── Extracted data ──
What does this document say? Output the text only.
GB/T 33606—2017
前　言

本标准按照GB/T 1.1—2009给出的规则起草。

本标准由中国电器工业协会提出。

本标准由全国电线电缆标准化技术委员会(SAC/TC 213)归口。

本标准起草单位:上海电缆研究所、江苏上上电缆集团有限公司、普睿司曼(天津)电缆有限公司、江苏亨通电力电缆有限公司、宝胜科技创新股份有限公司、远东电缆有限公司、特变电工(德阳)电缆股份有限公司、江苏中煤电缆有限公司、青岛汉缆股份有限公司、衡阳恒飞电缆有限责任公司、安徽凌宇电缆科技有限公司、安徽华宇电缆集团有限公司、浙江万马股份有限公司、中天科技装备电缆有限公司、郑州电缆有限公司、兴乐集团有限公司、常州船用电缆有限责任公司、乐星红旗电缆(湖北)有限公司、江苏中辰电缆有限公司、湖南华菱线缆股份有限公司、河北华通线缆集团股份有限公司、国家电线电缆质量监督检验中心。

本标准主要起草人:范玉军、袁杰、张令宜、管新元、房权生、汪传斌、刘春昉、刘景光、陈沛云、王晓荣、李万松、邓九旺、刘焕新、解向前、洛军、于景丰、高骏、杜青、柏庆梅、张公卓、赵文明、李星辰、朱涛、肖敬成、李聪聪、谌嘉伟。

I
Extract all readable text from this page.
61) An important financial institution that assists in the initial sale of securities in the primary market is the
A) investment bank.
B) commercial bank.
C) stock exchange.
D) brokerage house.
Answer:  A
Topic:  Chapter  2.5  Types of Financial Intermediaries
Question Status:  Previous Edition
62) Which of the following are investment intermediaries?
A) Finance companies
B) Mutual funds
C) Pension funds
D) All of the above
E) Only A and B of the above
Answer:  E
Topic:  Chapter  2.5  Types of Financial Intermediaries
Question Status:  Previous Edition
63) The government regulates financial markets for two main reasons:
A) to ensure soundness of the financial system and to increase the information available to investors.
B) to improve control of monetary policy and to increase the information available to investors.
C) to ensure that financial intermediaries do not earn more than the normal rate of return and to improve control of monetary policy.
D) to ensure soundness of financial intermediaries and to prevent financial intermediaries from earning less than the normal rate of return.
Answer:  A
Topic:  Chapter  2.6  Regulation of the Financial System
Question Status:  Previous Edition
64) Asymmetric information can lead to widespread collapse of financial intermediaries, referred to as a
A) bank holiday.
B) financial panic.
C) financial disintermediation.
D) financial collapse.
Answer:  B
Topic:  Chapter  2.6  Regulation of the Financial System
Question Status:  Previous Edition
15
───
■ **Problem**
Your task is to gather all lines from the entries above that hold the word "policy".

■ **Response**
B) to improve control of monetary policy and to increase the information available to investors.
C) to ensure that financial intermediaries do not earn more than the normal rate of return and to improve control of monetary policy.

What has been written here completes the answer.